Below are records to repeat exactly. Omit the pictures from the copy.

** Dataset **
— BEGIN —

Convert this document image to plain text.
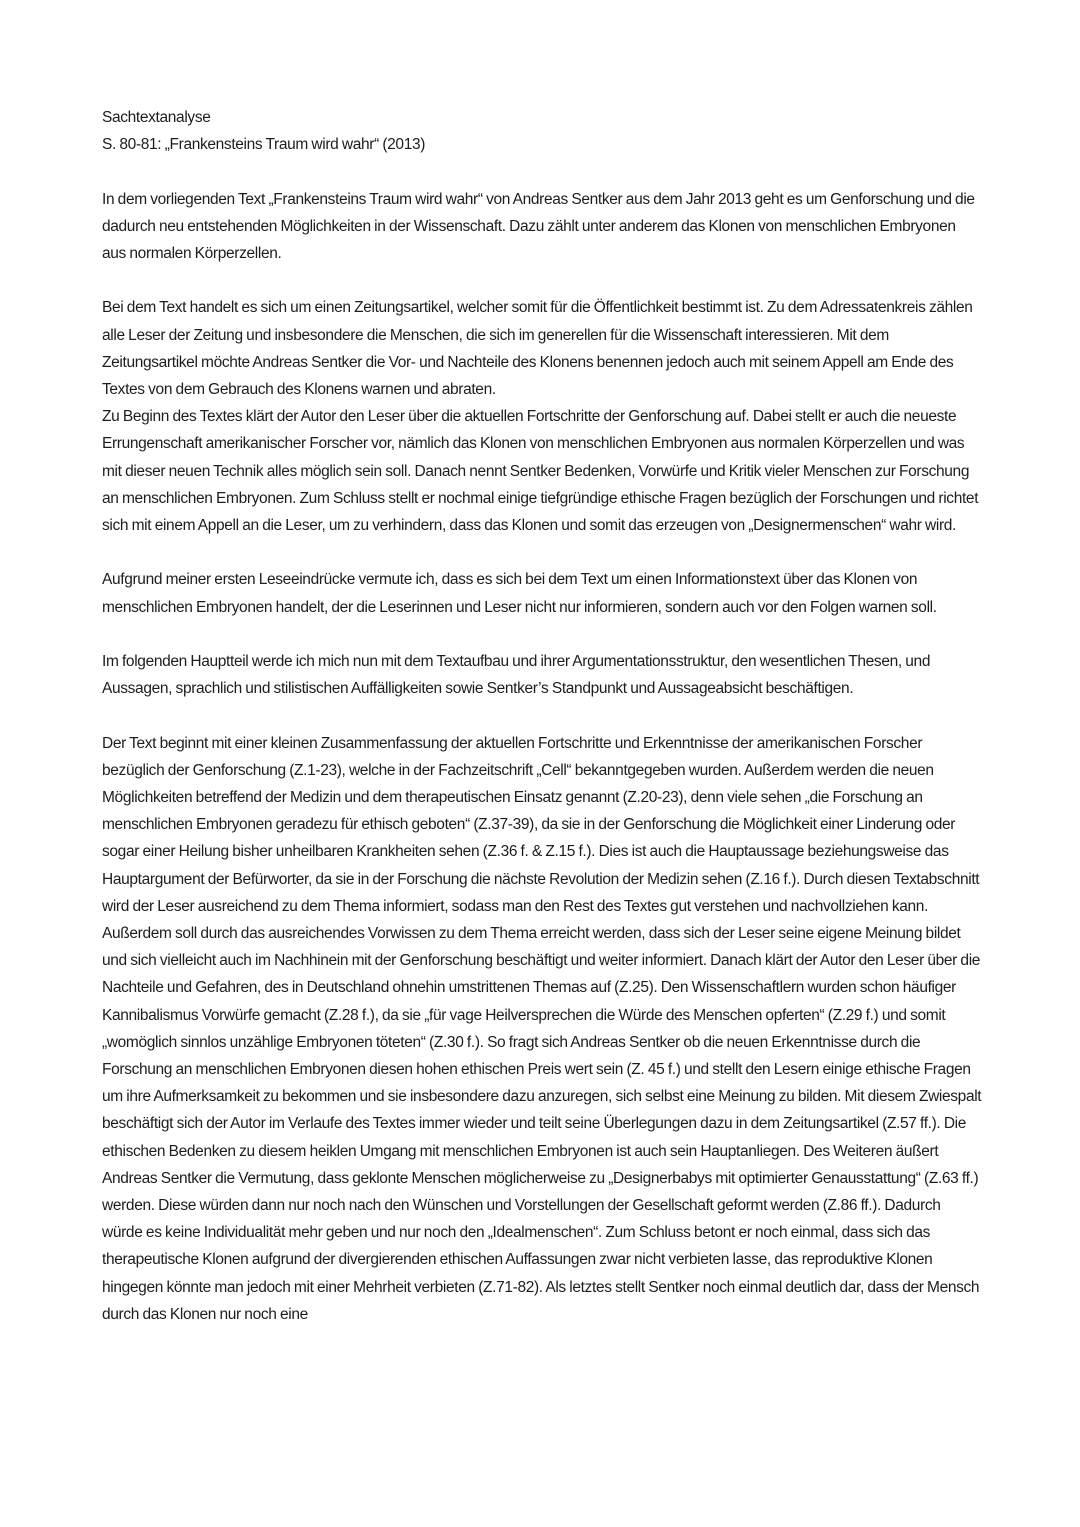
Sachtextanalyse

S. 80-81: „Frankensteins Traum wird wahr“ (2013)

In dem vorliegenden Text „Frankensteins Traum wird wahr“ von Andreas Sentker aus dem Jahr 2013 geht es um Genforschung und die dadurch neu entstehenden Möglichkeiten in der Wissenschaft. Dazu zählt unter anderem das Klonen von menschlichen Embryonen aus normalen Körperzellen.

Bei dem Text handelt es sich um einen Zeitungsartikel, welcher somit für die Öffentlichkeit bestimmt ist. Zu dem Adressatenkreis zählen alle Leser der Zeitung und insbesondere die Menschen, die sich im generellen für die Wissenschaft interessieren. Mit dem Zeitungsartikel möchte Andreas Sentker die Vor- und Nachteile des Klonens benennen jedoch auch mit seinem Appell am Ende des Textes von dem Gebrauch des Klonens warnen und abraten.

Zu Beginn des Textes klärt der Autor den Leser über die aktuellen Fortschritte der Genforschung auf. Dabei stellt er auch die neueste Errungenschaft amerikanischer Forscher vor, nämlich das Klonen von menschlichen Embryonen aus normalen Körperzellen und was mit dieser neuen Technik alles möglich sein soll. Danach nennt Sentker Bedenken, Vorwürfe und Kritik vieler Menschen zur Forschung an menschlichen Embryonen. Zum Schluss stellt er nochmal einige tiefgründige ethische Fragen bezüglich der Forschungen und richtet sich mit einem Appell an die Leser, um zu verhindern, dass das Klonen und somit das erzeugen von „Designermenschen“ wahr wird.

Aufgrund meiner ersten Leseeindrücke vermute ich, dass es sich bei dem Text um einen Informationstext über das Klonen von menschlichen Embryonen handelt, der die Leserinnen und Leser nicht nur informieren, sondern auch vor den Folgen warnen soll.

Im folgenden Hauptteil werde ich mich nun mit dem Textaufbau und ihrer Argumentationsstruktur, den wesentlichen Thesen, und Aussagen, sprachlich und stilistischen Auffälligkeiten sowie Sentker’s Standpunkt und Aussageabsicht beschäftigen.

Der Text beginnt mit einer kleinen Zusammenfassung der aktuellen Fortschritte und Erkenntnisse der amerikanischen Forscher bezüglich der Genforschung (Z.1-23), welche in der Fachzeitschrift „Cell“ bekanntgegeben wurden. Außerdem werden die neuen Möglichkeiten betreffend der Medizin und dem therapeutischen Einsatz genannt (Z.20-23), denn viele sehen „die Forschung an menschlichen Embryonen geradezu für ethisch geboten“ (Z.37-39), da sie in der Genforschung die Möglichkeit einer Linderung oder sogar einer Heilung bisher unheilbaren Krankheiten sehen (Z.36 f. & Z.15 f.). Dies ist auch die Hauptaussage beziehungsweise das Hauptargument der Befürworter, da sie in der Forschung die nächste Revolution der Medizin sehen (Z.16 f.). Durch diesen Textabschnitt wird der Leser ausreichend zu dem Thema informiert, sodass man den Rest des Textes gut verstehen und nachvollziehen kann. Außerdem soll durch das ausreichendes Vorwissen zu dem Thema erreicht werden, dass sich der Leser seine eigene Meinung bildet und sich vielleicht auch im Nachhinein mit der Genforschung beschäftigt und weiter informiert. Danach klärt der Autor den Leser über die Nachteile und Gefahren, des in Deutschland ohnehin umstrittenen Themas auf (Z.25). Den Wissenschaftlern wurden schon häufiger Kannibalismus Vorwürfe gemacht (Z.28 f.), da sie „für vage Heilversprechen die Würde des Menschen opferten“ (Z.29 f.) und somit „womöglich sinnlos unzählige Embryonen töteten“ (Z.30 f.). So fragt sich Andreas Sentker ob die neuen Erkenntnisse durch die Forschung an menschlichen Embryonen diesen hohen ethischen Preis wert sein (Z. 45 f.) und stellt den Lesern einige ethische Fragen um ihre Aufmerksamkeit zu bekommen und sie insbesondere dazu anzuregen, sich selbst eine Meinung zu bilden. Mit diesem Zwiespalt beschäftigt sich der Autor im Verlaufe des Textes immer wieder und teilt seine Überlegungen dazu in dem Zeitungsartikel (Z.57 ff.). Die ethischen Bedenken zu diesem heiklen Umgang mit menschlichen Embryonen ist auch sein Hauptanliegen. Des Weiteren äußert Andreas Sentker die Vermutung, dass geklonte Menschen möglicherweise zu „Designerbabys mit optimierter Genausstattung“ (Z.63 ff.) werden. Diese würden dann nur noch nach den Wünschen und Vorstellungen der Gesellschaft geformt werden (Z.86 ff.). Dadurch würde es keine Individualität mehr geben und nur noch den „Idealmenschen“. Zum Schluss betont er noch einmal, dass sich das therapeutische Klonen aufgrund der divergierenden ethischen Auffassungen zwar nicht verbieten lasse, das reproduktive Klonen hingegen könnte man jedoch mit einer Mehrheit verbieten (Z.71-82). Als letztes stellt Sentker noch einmal deutlich dar, dass der Mensch durch das Klonen nur noch eine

— END —

** The result **
Convert this document image to plain text.
Sachtextanalyse

S. 80-81: „Frankensteins Traum wird wahr“ (2013)

In dem vorliegenden Text „Frankensteins Traum wird wahr“ von Andreas Sentker aus dem Jahr 2013 geht es um Genforschung und die dadurch neu entstehenden Möglichkeiten in der Wissenschaft. Dazu zählt unter anderem das Klonen von menschlichen Embryonen aus normalen Körperzellen.

Bei dem Text handelt es sich um einen Zeitungsartikel, welcher somit für die Öffentlichkeit bestimmt ist. Zu dem Adressatenkreis zählen alle Leser der Zeitung und insbesondere die Menschen, die sich im generellen für die Wissenschaft interessieren. Mit dem Zeitungsartikel möchte Andreas Sentker die Vor- und Nachteile des Klonens benennen jedoch auch mit seinem Appell am Ende des Textes von dem Gebrauch des Klonens warnen und abraten.

Zu Beginn des Textes klärt der Autor den Leser über die aktuellen Fortschritte der Genforschung auf. Dabei stellt er auch die neueste Errungenschaft amerikanischer Forscher vor, nämlich das Klonen von menschlichen Embryonen aus normalen Körperzellen und was mit dieser neuen Technik alles möglich sein soll. Danach nennt Sentker Bedenken, Vorwürfe und Kritik vieler Menschen zur Forschung an menschlichen Embryonen. Zum Schluss stellt er nochmal einige tiefgründige ethische Fragen bezüglich der Forschungen und richtet sich mit einem Appell an die Leser, um zu verhindern, dass das Klonen und somit das erzeugen von „Designermenschen“ wahr wird.

Aufgrund meiner ersten Leseeindrücke vermute ich, dass es sich bei dem Text um einen Informationstext über das Klonen von menschlichen Embryonen handelt, der die Leserinnen und Leser nicht nur informieren, sondern auch vor den Folgen warnen soll.

Im folgenden Hauptteil werde ich mich nun mit dem Textaufbau und ihrer Argumentationsstruktur, den wesentlichen Thesen, und Aussagen, sprachlich und stilistischen Auffälligkeiten sowie Sentker’s Standpunkt und Aussageabsicht beschäftigen.

Der Text beginnt mit einer kleinen Zusammenfassung der aktuellen Fortschritte und Erkenntnisse der amerikanischen Forscher bezüglich der Genforschung (Z.1-23), welche in der Fachzeitschrift „Cell“ bekanntgegeben wurden. Außerdem werden die neuen Möglichkeiten betreffend der Medizin und dem therapeutischen Einsatz genannt (Z.20-23), denn viele sehen „die Forschung an menschlichen Embryonen geradezu für ethisch geboten“ (Z.37-39), da sie in der Genforschung die Möglichkeit einer Linderung oder sogar einer Heilung bisher unheilbaren Krankheiten sehen (Z.36 f. & Z.15 f.). Dies ist auch die Hauptaussage beziehungsweise das Hauptargument der Befürworter, da sie in der Forschung die nächste Revolution der Medizin sehen (Z.16 f.). Durch diesen Textabschnitt wird der Leser ausreichend zu dem Thema informiert, sodass man den Rest des Textes gut verstehen und nachvollziehen kann. Außerdem soll durch das ausreichendes Vorwissen zu dem Thema erreicht werden, dass sich der Leser seine eigene Meinung bildet und sich vielleicht auch im Nachhinein mit der Genforschung beschäftigt und weiter informiert. Danach klärt der Autor den Leser über die Nachteile und Gefahren, des in Deutschland ohnehin umstrittenen Themas auf (Z.25). Den Wissenschaftlern wurden schon häufiger Kannibalismus Vorwürfe gemacht (Z.28 f.), da sie „für vage Heilversprechen die Würde des Menschen opferten“ (Z.29 f.) und somit „womöglich sinnlos unzählige Embryonen töteten“ (Z.30 f.). So fragt sich Andreas Sentker ob die neuen Erkenntnisse durch die Forschung an menschlichen Embryonen diesen hohen ethischen Preis wert sein (Z. 45 f.) und stellt den Lesern einige ethische Fragen um ihre Aufmerksamkeit zu bekommen und sie insbesondere dazu anzuregen, sich selbst eine Meinung zu bilden. Mit diesem Zwiespalt beschäftigt sich der Autor im Verlaufe des Textes immer wieder und teilt seine Überlegungen dazu in dem Zeitungsartikel (Z.57 ff.). Die ethischen Bedenken zu diesem heiklen Umgang mit menschlichen Embryonen ist auch sein Hauptanliegen. Des Weiteren äußert Andreas Sentker die Vermutung, dass geklonte Menschen möglicherweise zu „Designerbabys mit optimierter Genausstattung“ (Z.63 ff.) werden. Diese würden dann nur noch nach den Wünschen und Vorstellungen der Gesellschaft geformt werden (Z.86 ff.). Dadurch würde es keine Individualität mehr geben und nur noch den „Idealmenschen“. Zum Schluss betont er noch einmal, dass sich das therapeutische Klonen aufgrund der divergierenden ethischen Auffassungen zwar nicht verbieten lasse, das reproduktive Klonen hingegen könnte man jedoch mit einer Mehrheit verbieten (Z.71-82). Als letztes stellt Sentker noch einmal deutlich dar, dass der Mensch durch das Klonen nur noch eine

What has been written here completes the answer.